*** RECORDS FOR THE TASK ***

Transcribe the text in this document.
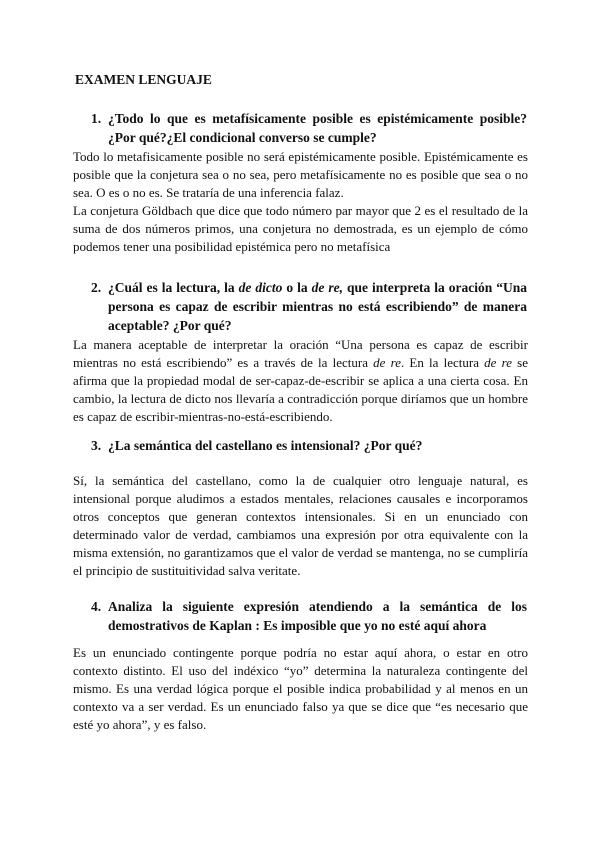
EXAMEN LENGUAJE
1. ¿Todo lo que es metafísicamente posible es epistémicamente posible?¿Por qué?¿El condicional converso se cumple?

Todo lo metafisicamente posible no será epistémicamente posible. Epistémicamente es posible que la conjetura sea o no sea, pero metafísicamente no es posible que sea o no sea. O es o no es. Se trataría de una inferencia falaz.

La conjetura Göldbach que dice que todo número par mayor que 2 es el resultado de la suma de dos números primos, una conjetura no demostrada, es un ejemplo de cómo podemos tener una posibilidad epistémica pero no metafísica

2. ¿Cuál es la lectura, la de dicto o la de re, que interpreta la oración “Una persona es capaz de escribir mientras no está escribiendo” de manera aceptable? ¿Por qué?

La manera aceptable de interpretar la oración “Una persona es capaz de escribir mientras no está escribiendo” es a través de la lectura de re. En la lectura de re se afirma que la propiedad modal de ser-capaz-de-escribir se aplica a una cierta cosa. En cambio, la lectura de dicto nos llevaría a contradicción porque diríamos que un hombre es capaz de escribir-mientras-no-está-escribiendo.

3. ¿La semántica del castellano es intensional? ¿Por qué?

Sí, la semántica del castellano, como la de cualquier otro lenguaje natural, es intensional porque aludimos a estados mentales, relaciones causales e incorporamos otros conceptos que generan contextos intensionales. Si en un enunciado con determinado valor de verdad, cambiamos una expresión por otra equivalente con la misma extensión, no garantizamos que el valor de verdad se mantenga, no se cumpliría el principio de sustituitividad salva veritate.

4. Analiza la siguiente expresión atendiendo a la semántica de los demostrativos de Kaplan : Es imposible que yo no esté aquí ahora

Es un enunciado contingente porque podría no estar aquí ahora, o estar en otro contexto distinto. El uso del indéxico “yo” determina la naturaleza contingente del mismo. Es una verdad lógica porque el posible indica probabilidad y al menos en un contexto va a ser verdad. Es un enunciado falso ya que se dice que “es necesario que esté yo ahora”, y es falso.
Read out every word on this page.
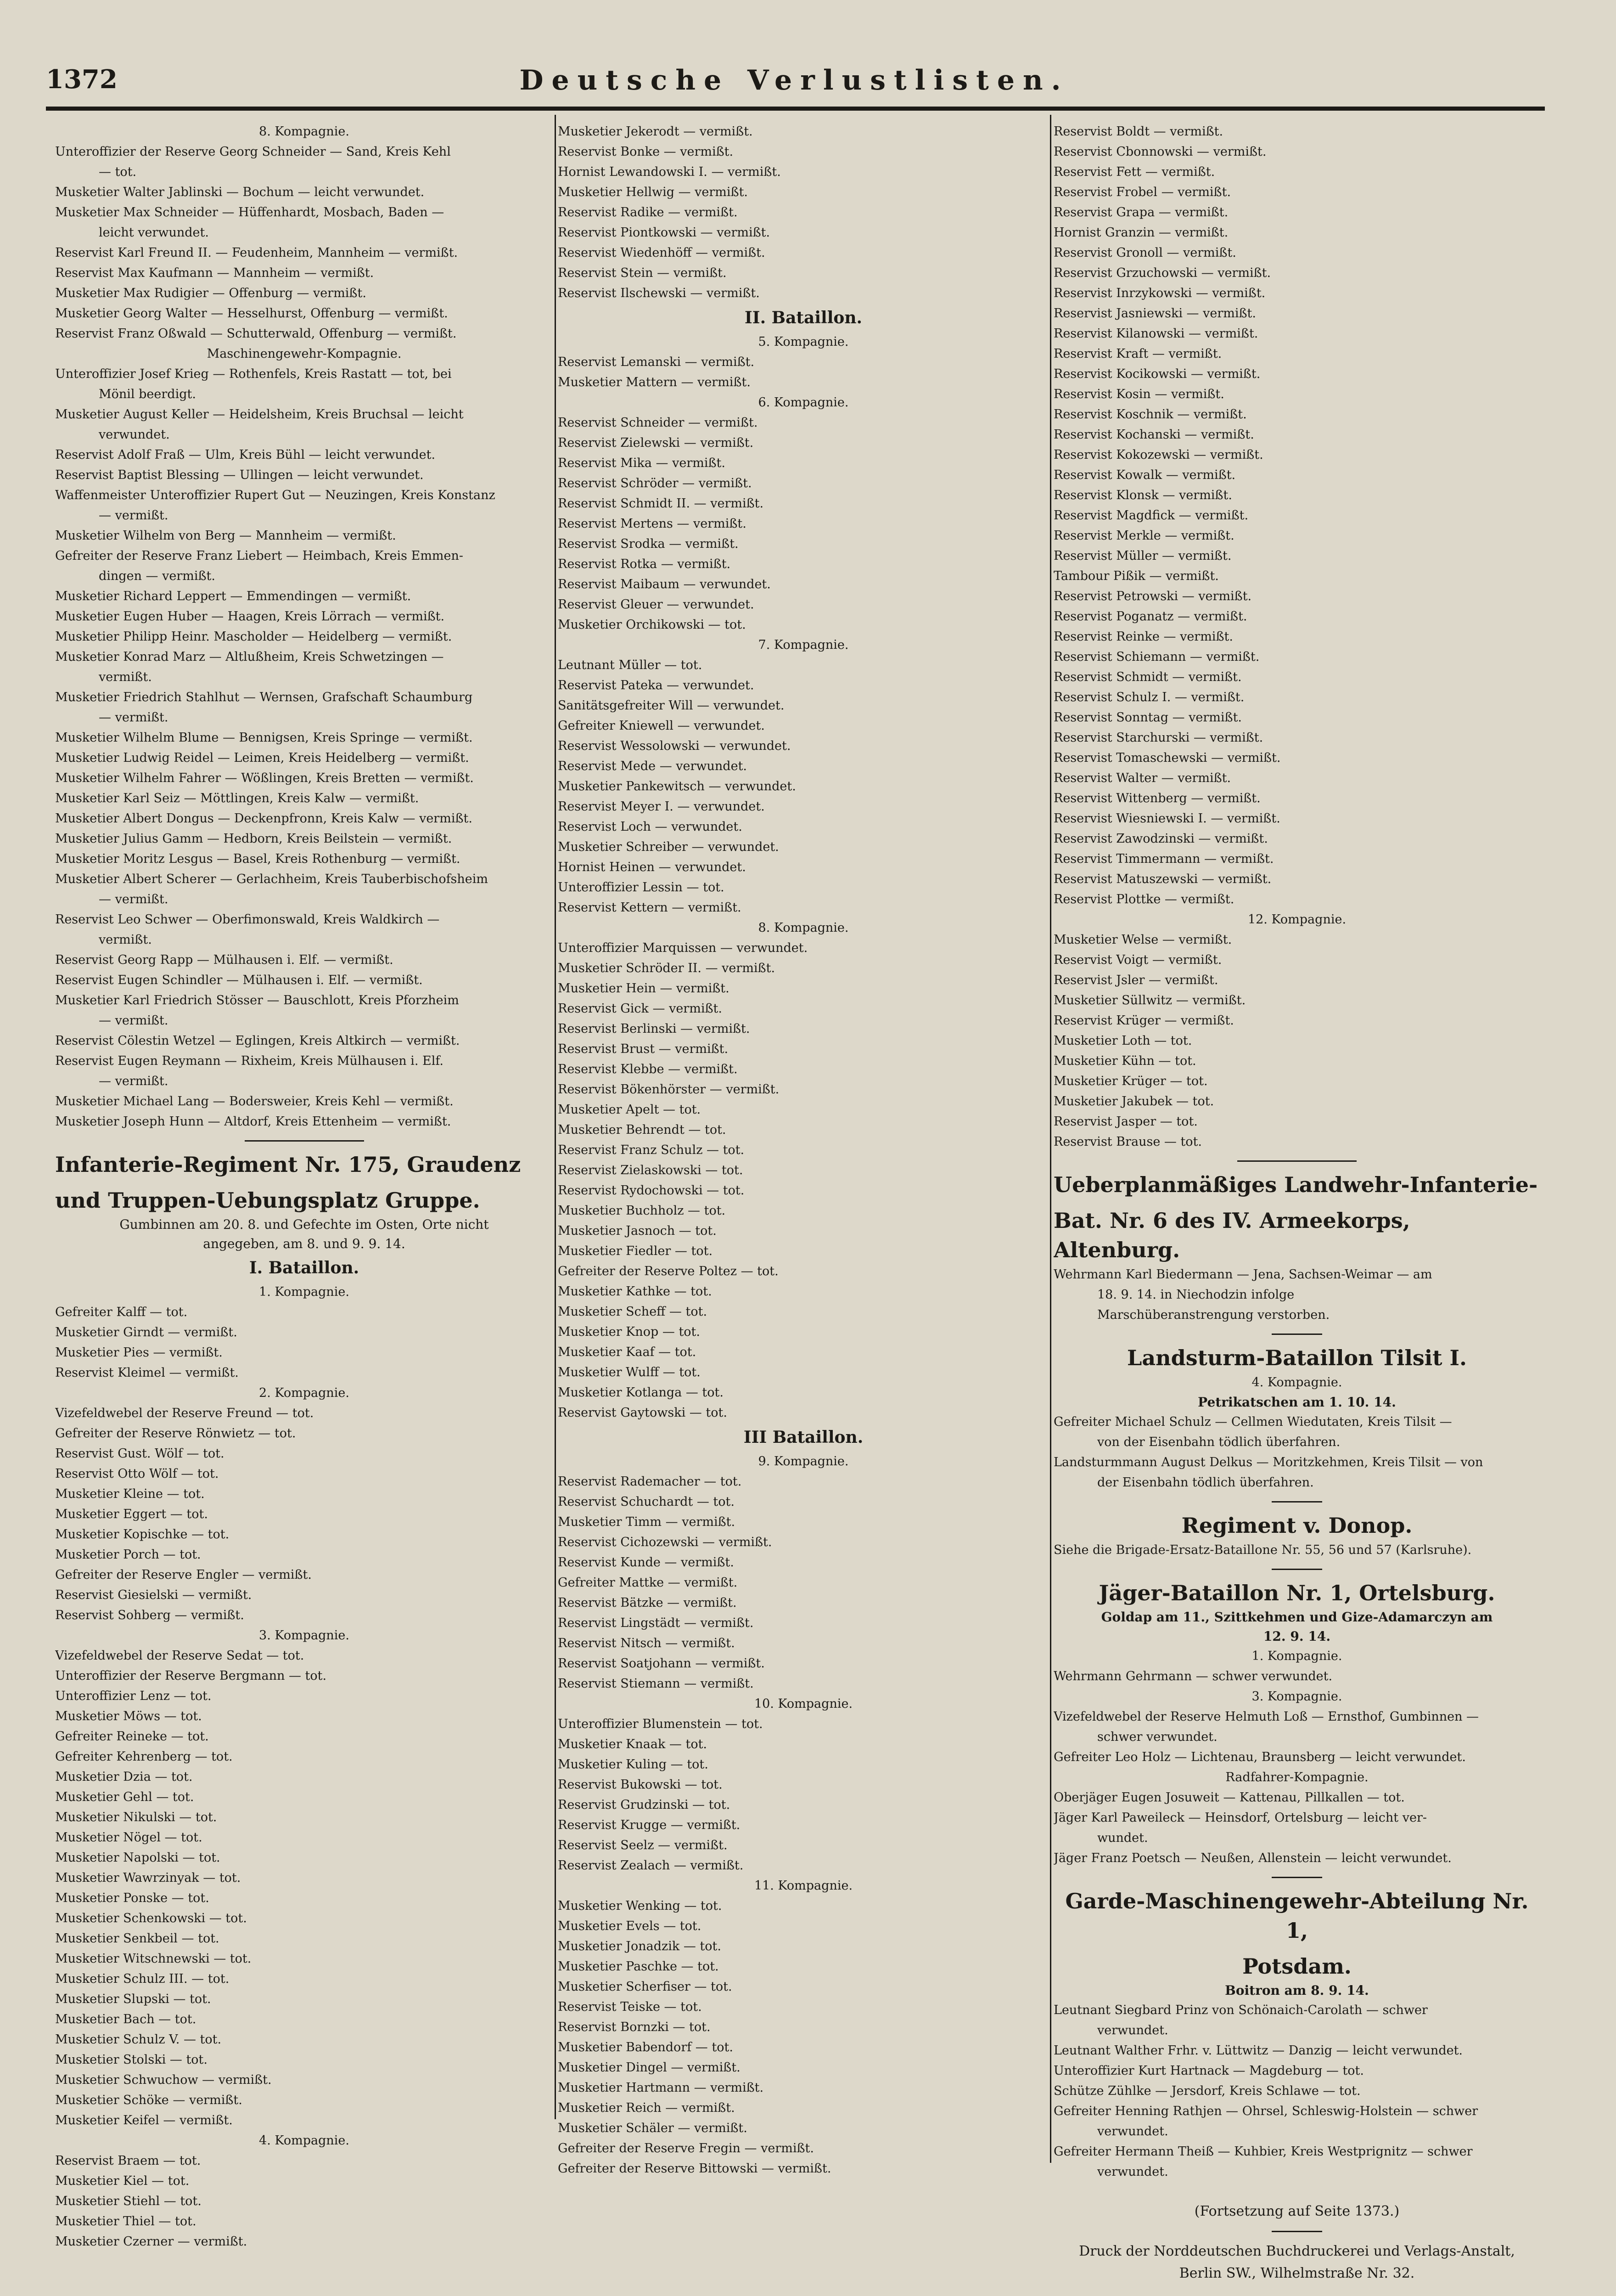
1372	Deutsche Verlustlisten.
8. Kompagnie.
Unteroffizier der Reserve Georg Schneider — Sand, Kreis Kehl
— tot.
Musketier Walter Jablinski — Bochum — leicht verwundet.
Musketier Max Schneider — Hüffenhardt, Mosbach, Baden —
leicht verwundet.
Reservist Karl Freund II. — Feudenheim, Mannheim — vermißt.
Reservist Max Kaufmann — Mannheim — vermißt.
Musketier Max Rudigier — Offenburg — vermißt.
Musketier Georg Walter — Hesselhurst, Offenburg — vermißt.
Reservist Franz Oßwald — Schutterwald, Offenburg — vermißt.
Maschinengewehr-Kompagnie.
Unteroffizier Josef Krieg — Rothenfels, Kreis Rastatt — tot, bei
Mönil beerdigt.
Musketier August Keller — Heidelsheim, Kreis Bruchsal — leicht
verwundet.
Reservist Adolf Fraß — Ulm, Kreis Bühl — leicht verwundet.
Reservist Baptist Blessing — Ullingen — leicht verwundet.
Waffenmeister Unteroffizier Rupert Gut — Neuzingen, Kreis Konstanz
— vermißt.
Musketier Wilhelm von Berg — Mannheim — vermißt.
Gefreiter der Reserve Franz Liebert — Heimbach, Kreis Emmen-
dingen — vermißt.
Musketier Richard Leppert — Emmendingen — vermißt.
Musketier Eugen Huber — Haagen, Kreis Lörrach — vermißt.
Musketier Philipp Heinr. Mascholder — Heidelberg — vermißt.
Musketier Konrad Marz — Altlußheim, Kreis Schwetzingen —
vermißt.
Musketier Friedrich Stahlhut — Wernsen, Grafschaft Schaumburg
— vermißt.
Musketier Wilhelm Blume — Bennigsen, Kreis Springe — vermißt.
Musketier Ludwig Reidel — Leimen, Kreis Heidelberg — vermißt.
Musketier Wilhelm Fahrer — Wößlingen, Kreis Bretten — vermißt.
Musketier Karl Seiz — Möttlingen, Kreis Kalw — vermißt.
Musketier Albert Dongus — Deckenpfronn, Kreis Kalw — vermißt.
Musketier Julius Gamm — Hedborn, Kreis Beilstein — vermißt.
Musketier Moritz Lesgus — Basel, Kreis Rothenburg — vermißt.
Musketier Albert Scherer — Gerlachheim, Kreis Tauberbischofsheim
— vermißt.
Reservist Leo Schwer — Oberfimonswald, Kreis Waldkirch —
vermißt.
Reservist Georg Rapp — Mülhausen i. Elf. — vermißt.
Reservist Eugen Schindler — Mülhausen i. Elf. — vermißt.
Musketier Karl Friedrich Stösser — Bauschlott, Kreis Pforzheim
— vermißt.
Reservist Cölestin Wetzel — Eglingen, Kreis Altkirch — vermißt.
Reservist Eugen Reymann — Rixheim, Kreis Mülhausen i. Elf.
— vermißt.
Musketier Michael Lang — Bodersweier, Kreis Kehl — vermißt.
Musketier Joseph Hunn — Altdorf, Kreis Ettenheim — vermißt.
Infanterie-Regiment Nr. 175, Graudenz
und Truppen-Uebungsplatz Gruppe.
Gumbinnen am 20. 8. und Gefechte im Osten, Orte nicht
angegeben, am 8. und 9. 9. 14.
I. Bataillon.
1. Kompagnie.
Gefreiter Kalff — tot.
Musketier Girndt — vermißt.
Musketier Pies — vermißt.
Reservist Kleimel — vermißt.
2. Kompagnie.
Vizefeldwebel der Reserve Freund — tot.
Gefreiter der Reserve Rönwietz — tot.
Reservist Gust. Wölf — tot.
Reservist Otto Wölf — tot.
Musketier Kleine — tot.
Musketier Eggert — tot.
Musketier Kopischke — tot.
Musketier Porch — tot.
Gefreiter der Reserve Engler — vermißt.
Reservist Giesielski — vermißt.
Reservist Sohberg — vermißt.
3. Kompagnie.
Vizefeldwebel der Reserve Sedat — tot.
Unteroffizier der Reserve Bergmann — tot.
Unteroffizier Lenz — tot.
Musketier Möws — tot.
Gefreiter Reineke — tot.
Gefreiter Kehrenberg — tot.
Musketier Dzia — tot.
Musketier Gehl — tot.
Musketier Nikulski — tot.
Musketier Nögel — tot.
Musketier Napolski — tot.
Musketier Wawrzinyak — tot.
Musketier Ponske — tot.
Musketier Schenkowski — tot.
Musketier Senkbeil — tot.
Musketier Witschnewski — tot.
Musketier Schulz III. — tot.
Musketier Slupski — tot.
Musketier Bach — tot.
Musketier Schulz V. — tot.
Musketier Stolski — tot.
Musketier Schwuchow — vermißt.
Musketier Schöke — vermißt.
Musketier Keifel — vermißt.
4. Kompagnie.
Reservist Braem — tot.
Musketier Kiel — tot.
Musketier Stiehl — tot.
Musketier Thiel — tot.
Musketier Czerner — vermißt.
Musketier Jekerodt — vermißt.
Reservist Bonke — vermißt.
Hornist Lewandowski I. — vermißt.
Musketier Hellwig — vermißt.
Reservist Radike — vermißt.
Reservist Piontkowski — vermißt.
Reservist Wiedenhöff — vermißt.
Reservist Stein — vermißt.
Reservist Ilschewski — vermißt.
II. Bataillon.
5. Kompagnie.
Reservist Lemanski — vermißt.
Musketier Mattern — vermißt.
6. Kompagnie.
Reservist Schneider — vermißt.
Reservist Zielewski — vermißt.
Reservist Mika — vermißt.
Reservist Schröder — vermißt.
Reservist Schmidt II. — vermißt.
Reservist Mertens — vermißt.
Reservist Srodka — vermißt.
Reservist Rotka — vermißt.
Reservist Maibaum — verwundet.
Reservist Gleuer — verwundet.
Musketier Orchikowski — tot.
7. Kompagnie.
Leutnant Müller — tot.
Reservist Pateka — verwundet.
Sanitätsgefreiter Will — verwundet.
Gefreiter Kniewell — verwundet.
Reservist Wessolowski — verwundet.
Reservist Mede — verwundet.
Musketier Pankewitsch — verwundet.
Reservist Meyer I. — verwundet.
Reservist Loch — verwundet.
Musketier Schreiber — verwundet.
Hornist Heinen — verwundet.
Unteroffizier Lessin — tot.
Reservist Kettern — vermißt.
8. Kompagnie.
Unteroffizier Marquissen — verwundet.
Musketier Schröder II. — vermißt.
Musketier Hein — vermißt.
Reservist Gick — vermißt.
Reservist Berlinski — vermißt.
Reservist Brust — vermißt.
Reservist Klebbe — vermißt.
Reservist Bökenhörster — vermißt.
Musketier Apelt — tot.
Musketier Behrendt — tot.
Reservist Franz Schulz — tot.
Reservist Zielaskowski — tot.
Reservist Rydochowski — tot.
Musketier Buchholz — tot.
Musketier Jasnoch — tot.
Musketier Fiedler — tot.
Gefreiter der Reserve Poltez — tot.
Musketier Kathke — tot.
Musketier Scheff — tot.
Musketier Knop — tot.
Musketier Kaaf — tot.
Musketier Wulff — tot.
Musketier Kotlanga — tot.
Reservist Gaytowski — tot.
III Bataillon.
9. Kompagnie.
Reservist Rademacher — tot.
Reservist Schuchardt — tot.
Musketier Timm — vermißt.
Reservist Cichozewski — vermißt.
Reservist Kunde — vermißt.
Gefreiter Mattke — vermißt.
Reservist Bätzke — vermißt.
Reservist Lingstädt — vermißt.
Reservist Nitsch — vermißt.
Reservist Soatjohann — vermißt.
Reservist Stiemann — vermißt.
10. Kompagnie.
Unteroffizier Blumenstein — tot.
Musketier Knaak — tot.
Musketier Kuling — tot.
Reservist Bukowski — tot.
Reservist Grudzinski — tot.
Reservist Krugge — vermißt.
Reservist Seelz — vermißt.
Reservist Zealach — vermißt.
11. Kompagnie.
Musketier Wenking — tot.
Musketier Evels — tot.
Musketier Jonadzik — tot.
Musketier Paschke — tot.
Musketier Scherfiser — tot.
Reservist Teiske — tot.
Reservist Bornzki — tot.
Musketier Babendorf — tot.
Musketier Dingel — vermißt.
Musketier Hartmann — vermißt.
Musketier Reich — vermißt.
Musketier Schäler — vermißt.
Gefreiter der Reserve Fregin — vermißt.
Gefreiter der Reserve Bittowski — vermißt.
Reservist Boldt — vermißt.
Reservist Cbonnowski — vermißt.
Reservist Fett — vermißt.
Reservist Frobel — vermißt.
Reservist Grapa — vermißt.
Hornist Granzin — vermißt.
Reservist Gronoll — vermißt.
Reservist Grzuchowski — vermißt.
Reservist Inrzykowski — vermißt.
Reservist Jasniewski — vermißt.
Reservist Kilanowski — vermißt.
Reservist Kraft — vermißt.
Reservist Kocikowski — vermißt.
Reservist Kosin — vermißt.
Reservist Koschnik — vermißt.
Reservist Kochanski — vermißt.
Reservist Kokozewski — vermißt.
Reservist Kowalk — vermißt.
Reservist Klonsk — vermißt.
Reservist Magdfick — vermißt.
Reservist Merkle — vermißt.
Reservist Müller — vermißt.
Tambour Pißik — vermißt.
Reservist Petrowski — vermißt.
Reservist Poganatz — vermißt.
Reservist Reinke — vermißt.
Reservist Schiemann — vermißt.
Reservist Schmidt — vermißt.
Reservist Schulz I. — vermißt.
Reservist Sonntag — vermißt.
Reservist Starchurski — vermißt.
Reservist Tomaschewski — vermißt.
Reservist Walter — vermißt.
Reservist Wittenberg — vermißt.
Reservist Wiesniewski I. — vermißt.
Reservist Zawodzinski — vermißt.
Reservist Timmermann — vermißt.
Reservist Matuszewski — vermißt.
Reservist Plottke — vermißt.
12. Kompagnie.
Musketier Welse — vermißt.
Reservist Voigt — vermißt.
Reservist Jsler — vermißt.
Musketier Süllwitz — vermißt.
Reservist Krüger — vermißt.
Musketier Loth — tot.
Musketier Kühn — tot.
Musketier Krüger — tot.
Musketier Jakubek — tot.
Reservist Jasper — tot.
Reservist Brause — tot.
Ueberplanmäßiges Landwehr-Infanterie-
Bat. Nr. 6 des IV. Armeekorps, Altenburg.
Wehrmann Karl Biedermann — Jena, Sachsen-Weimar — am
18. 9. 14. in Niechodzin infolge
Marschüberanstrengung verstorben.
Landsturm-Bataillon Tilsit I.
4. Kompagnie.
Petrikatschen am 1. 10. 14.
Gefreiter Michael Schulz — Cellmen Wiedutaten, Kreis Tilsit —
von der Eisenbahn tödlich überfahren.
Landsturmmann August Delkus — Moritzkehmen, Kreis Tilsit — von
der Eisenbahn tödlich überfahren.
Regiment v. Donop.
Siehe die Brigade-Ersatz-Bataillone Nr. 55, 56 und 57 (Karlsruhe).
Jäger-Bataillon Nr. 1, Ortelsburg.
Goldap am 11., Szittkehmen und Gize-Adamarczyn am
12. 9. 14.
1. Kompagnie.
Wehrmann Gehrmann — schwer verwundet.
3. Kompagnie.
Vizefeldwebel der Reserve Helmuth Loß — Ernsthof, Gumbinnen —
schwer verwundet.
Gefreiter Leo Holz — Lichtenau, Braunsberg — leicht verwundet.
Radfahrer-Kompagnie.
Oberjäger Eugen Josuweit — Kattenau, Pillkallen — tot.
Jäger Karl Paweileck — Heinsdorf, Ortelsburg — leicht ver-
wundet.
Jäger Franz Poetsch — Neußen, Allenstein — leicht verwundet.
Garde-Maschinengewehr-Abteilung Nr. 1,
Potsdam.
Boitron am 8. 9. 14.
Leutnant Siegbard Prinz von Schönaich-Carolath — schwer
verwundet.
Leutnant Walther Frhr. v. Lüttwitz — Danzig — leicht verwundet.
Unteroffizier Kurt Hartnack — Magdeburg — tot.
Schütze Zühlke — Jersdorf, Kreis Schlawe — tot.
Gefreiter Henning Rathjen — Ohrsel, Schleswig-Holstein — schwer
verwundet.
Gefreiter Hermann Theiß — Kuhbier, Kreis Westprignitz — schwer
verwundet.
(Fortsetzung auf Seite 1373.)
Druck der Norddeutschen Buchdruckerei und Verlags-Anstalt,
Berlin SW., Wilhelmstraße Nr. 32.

***

WHAT THE EXERCISE ASKS: State how many lines of the listing above include the word "Mülhausen". Give nothing but the number.

SOLUTION TO THIS PROBLEM: 3